## Exercise goal
Exclude all pictures, then copy each of the records exactly as written.

## Dataset
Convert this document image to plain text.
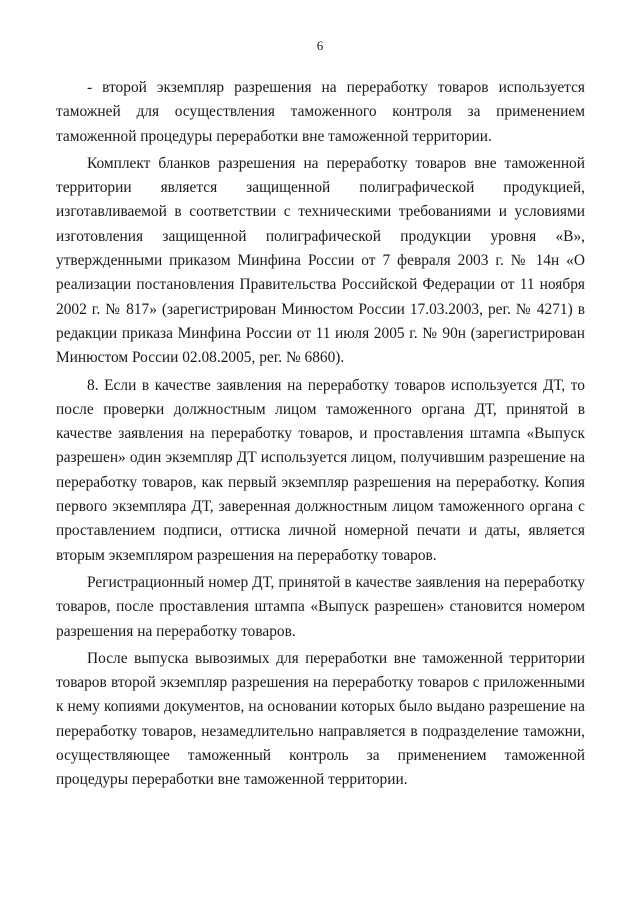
6

- второй экземпляр разрешения на переработку товаров используется таможней для осуществления таможенного контроля за применением таможенной процедуры переработки вне таможенной территории.

Комплект бланков разрешения на переработку товаров вне таможенной территории является защищенной полиграфической продукцией, изготавливаемой в соответствии с техническими требованиями и условиями изготовления защищенной полиграфической продукции уровня «В», утвержденными приказом Минфина России от 7 февраля 2003 г. № 14н «О реализации постановления Правительства Российской Федерации от 11 ноября 2002 г. № 817» (зарегистрирован Минюстом России 17.03.2003, рег. № 4271) в редакции приказа Минфина России от 11 июля 2005 г. № 90н (зарегистрирован Минюстом России 02.08.2005, рег. № 6860).

8. Если в качестве заявления на переработку товаров используется ДТ, то после проверки должностным лицом таможенного органа ДТ, принятой в качестве заявления на переработку товаров, и проставления штампа «Выпуск разрешен» один экземпляр ДТ используется лицом, получившим разрешение на переработку товаров, как первый экземпляр разрешения на переработку. Копия первого экземпляра ДТ, заверенная должностным лицом таможенного органа с проставлением подписи, оттиска личной номерной печати и даты, является вторым экземпляром разрешения на переработку товаров.

Регистрационный номер ДТ, принятой в качестве заявления на переработку товаров, после проставления штампа «Выпуск разрешен» становится номером разрешения на переработку товаров.

После выпуска вывозимых для переработки вне таможенной территории товаров второй экземпляр разрешения на переработку товаров с приложенными к нему копиями документов, на основании которых было выдано разрешение на переработку товаров, незамедлительно направляется в подразделение таможни, осуществляющее таможенный контроль за применением таможенной процедуры переработки вне таможенной территории.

## Written solution
Convert this document image to plain text.
6

- второй экземпляр разрешения на переработку товаров используется таможней для осуществления таможенного контроля за применением таможенной процедуры переработки вне таможенной территории.

Комплект бланков разрешения на переработку товаров вне таможенной территории является защищенной полиграфической продукцией, изготавливаемой в соответствии с техническими требованиями и условиями изготовления защищенной полиграфической продукции уровня «В», утвержденными приказом Минфина России от 7 февраля 2003 г. № 14н «О реализации постановления Правительства Российской Федерации от 11 ноября 2002 г. № 817» (зарегистрирован Минюстом России 17.03.2003, рег. № 4271) в редакции приказа Минфина России от 11 июля 2005 г. № 90н (зарегистрирован Минюстом России 02.08.2005, рег. № 6860).

8. Если в качестве заявления на переработку товаров используется ДТ, то после проверки должностным лицом таможенного органа ДТ, принятой в качестве заявления на переработку товаров, и проставления штампа «Выпуск разрешен» один экземпляр ДТ используется лицом, получившим разрешение на переработку товаров, как первый экземпляр разрешения на переработку. Копия первого экземпляра ДТ, заверенная должностным лицом таможенного органа с проставлением подписи, оттиска личной номерной печати и даты, является вторым экземпляром разрешения на переработку товаров.

Регистрационный номер ДТ, принятой в качестве заявления на переработку товаров, после проставления штампа «Выпуск разрешен» становится номером разрешения на переработку товаров.

После выпуска вывозимых для переработки вне таможенной территории товаров второй экземпляр разрешения на переработку товаров с приложенными к нему копиями документов, на основании которых было выдано разрешение на переработку товаров, незамедлительно направляется в подразделение таможни, осуществляющее таможенный контроль за применением таможенной процедуры переработки вне таможенной территории.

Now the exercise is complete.